Anemo is one part goth (think Evanescence), one part rock, and a dash of, dare I say it, dance, even! But don't think Donna Summer disco, that's not what I mean. It's the drums that makes me imagine some of these songs in a dance club. But really it is mostly dark rock…and very well done dark rock.

Lead singer Hazelle Woodhurst has a gorgeous voice that growls as well as it soars over the driving drumbeats and interesting melodies.
But don't be distracted by the flashy music, the lyrics are really well written. Sometimes it's hard to concentrate on the lyrics because there's a lot of other stuff going on, but try. It's worth it. Luckily the band has included the lyrics in the liner notes.

I like how Anemo is able to cover the whole range of emotion in the songs. They go from quiet almost ballad-like to screaming, driving hard rocking power.

This is a great CD for fans of the darker side of rock.

Stand out songs: "Johnny 5" and "Made of Fiction"

Posted on December 20, 2005
- Amy Lotsberg, Producer of Collected Sounds

"Music made the right way"

Swirlin' around like a tornado tossed three-way between Eurythmics, Pretenders and Portishead, this is perky postmodern music made the right way: with a sexy 'n' sassy Hyndeful of heartfelt female attitude. Even better, these guys and their sweet-singin' gal pal are versatile enough to shift gears from providing punchy power pop dollops about the perils of anonymous encounters ("Johnny 5") to plaintive paeans about sunken submariners ("Kursk"). - Jeffrey Morgan, Creem Magazine

"Possible album pick of the year"
********
# AIM
Retype the passage of the Anemo album reviews between "Anemo is one" and "the liner notes.", inclusive.

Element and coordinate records
********
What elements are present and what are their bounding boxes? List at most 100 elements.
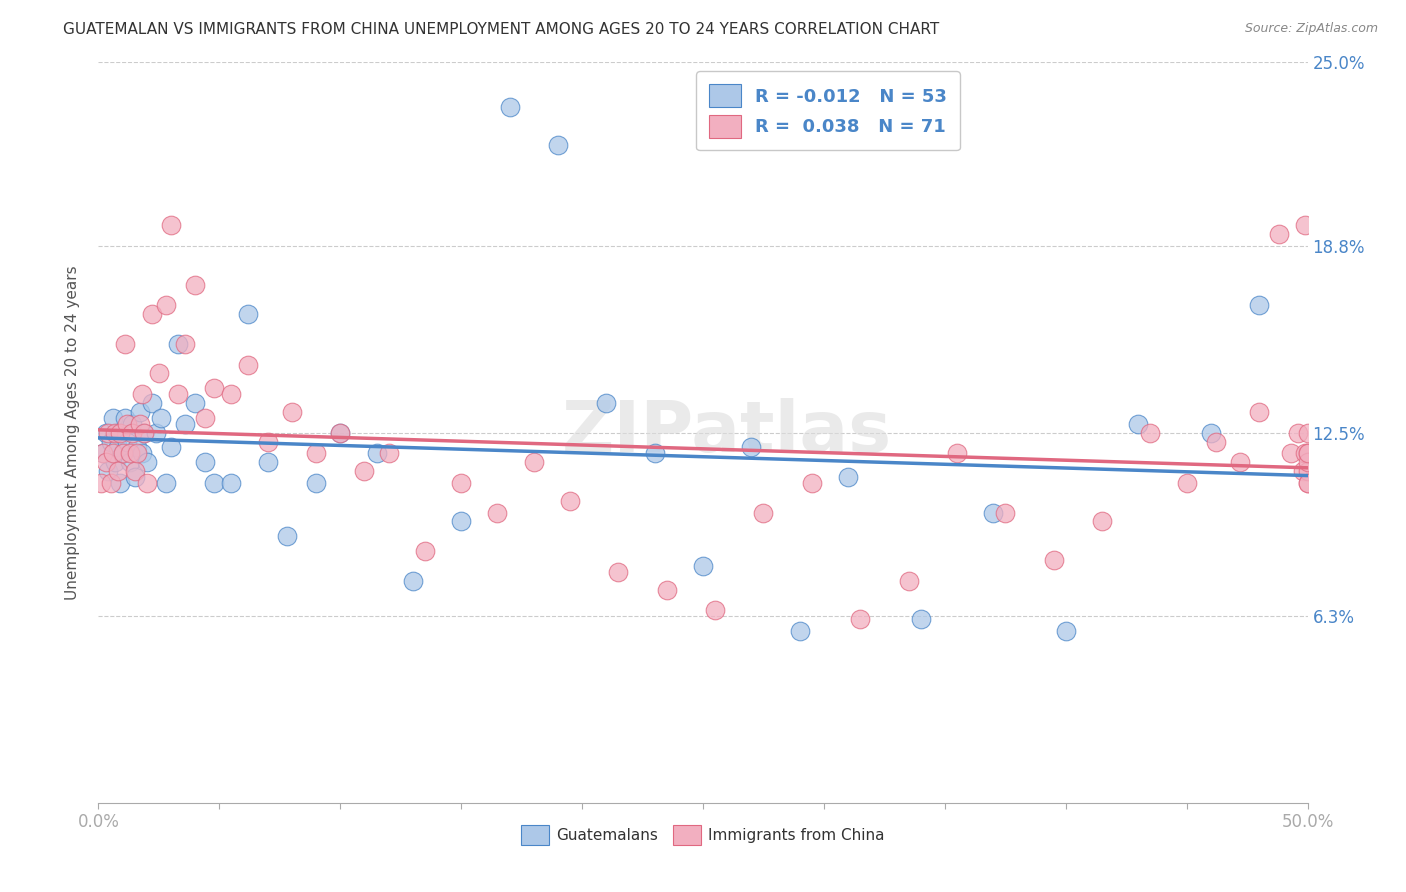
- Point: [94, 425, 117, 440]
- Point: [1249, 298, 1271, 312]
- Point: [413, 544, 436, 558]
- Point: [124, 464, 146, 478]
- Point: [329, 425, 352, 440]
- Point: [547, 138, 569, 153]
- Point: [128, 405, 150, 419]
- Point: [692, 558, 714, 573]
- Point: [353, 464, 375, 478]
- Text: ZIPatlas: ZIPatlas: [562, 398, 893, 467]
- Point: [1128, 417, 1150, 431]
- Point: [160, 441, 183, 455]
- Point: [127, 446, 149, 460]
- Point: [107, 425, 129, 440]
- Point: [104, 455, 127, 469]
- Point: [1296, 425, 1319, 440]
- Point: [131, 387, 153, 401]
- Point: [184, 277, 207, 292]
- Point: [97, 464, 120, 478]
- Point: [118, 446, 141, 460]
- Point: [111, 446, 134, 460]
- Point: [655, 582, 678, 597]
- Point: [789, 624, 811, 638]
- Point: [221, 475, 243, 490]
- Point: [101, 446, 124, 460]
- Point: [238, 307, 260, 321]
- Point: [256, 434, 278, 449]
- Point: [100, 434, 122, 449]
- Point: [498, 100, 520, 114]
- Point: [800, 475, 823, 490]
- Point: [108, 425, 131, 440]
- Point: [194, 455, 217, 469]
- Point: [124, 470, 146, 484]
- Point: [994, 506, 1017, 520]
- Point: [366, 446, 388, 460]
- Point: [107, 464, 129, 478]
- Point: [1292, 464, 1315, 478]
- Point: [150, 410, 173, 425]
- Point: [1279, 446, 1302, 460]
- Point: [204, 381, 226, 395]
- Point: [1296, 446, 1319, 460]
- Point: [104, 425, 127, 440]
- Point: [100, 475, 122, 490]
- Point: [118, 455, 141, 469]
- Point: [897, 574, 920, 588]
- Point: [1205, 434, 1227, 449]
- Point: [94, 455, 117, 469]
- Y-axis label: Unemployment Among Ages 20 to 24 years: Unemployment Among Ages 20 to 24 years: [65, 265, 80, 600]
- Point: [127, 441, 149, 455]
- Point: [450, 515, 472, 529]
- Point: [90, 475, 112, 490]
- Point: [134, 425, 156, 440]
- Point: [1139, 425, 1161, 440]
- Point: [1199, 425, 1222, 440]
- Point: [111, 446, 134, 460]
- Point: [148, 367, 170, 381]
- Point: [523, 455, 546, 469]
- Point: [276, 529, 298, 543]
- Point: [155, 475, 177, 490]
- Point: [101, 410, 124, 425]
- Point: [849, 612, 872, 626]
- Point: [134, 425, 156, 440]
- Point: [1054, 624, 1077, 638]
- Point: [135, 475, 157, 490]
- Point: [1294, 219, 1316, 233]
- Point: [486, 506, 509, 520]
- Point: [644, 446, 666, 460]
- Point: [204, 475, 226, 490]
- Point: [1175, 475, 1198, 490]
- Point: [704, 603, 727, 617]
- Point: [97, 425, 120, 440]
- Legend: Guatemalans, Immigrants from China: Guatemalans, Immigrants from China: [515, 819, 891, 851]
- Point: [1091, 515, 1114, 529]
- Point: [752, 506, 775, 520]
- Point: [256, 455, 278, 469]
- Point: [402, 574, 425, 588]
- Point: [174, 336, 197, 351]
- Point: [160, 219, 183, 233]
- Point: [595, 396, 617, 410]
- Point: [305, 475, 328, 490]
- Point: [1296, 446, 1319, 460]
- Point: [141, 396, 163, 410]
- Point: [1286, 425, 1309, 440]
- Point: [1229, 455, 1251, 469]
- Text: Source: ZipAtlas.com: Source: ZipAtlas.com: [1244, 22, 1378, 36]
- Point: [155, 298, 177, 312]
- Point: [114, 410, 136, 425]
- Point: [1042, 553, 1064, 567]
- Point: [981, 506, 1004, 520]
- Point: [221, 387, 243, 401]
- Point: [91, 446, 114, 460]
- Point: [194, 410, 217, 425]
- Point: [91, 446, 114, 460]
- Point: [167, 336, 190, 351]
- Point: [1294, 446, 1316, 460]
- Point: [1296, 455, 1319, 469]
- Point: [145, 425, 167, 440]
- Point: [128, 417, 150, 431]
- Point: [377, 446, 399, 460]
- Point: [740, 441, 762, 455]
********
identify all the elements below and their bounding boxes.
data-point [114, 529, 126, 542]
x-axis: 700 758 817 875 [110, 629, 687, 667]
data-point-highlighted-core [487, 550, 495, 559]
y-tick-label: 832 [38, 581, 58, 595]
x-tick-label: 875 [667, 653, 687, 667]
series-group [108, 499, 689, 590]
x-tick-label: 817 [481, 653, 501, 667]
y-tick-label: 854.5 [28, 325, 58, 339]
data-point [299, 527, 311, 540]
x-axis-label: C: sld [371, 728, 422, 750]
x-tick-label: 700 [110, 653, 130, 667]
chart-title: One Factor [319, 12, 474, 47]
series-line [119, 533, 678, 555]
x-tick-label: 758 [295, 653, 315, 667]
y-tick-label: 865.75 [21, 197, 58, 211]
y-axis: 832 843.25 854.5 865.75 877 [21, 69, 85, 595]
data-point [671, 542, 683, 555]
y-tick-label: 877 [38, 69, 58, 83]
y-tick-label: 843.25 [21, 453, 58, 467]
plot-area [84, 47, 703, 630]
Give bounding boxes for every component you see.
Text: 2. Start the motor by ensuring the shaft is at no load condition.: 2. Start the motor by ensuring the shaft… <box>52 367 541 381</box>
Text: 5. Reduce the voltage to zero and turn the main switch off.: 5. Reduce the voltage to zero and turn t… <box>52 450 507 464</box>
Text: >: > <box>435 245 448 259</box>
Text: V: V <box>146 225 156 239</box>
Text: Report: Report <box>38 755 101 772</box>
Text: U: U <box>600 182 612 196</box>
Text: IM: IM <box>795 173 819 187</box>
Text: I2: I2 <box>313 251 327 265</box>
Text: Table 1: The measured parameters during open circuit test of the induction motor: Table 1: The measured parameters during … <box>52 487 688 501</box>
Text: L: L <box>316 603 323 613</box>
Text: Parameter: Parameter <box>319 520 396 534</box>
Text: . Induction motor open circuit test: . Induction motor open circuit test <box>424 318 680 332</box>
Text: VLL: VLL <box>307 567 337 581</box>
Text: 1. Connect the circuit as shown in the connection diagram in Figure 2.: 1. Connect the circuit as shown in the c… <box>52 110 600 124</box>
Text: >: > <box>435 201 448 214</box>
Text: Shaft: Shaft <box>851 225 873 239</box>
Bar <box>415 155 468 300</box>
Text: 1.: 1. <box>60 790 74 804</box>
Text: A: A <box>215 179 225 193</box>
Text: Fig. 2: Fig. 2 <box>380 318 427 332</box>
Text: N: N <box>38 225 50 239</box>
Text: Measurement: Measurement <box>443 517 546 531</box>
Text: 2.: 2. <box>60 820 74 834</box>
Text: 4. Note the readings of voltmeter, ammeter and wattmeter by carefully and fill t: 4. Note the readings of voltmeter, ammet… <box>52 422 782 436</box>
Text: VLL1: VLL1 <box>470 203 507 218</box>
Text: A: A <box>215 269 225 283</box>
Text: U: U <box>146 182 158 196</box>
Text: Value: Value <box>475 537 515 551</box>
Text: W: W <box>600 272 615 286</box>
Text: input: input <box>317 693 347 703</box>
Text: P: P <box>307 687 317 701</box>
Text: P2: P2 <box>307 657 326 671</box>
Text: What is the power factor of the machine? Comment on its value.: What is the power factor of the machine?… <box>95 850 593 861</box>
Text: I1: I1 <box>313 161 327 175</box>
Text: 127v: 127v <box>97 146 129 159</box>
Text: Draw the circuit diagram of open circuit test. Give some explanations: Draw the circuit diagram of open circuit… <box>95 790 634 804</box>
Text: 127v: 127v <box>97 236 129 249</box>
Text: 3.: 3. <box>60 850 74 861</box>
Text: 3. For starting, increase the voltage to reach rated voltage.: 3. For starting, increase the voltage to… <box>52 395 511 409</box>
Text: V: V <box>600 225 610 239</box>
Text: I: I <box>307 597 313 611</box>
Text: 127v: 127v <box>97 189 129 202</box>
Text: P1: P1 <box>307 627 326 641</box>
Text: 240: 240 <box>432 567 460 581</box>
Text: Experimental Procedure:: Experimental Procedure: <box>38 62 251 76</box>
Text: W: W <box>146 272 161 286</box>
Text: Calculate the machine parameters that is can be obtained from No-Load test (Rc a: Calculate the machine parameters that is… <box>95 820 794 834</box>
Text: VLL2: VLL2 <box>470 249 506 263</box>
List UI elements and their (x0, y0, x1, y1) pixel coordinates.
********
# WORKED ANSWER
Anemo is one part goth (think Evanescence), one part rock, and a dash of, dare I say it, dance, even! But don't think Donna Summer disco, that's not what I mean. It's the drums that makes me imagine some of these songs in a dance club. But really it is mostly dark rock…and very well done dark rock.

Lead singer Hazelle Woodhurst has a gorgeous voice that growls as well as it soars over the driving drumbeats and interesting melodies.
But don't be distracted by the flashy music, the lyrics are really well written. Sometimes it's hard to concentrate on the lyrics because there's a lot of other stuff going on, but try. It's worth it. Luckily the band has included the lyrics in the liner notes.